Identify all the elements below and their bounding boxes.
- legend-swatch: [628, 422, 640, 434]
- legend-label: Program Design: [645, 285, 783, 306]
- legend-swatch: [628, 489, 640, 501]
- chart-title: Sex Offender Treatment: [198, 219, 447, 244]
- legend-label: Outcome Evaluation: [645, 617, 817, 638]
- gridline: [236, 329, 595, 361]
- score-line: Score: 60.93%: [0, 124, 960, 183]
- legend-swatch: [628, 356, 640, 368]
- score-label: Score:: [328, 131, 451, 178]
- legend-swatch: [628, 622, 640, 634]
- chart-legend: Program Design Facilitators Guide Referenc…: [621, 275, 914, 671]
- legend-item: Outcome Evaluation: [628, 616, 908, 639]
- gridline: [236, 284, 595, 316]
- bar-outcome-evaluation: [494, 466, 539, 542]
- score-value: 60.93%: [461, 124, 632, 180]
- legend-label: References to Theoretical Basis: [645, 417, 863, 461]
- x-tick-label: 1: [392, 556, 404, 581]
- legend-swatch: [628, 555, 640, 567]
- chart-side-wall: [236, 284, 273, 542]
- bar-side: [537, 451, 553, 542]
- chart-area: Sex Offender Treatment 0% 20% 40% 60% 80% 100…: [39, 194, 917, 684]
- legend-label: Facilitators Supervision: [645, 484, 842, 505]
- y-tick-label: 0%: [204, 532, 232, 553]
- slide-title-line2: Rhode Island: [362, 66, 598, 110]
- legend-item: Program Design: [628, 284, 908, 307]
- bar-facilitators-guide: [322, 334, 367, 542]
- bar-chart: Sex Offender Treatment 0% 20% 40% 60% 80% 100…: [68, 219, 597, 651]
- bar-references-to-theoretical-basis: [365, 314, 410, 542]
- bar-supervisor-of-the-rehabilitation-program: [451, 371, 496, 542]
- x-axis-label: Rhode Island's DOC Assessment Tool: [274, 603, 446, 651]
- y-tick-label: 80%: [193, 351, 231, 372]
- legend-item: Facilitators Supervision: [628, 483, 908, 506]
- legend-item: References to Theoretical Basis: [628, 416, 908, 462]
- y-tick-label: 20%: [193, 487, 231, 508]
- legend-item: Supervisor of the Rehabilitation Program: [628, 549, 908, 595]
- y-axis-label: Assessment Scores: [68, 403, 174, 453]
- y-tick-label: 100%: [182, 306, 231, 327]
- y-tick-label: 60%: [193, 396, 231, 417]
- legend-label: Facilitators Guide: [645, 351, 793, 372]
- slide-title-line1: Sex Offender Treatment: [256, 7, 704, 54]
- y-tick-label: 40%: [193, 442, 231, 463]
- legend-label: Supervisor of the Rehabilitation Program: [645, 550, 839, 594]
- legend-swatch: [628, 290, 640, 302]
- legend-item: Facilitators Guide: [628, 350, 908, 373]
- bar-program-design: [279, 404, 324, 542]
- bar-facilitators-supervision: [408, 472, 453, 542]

## Your objective
Count the lines of the material above that contain the string "title", and give only that number.

## Expected answer
3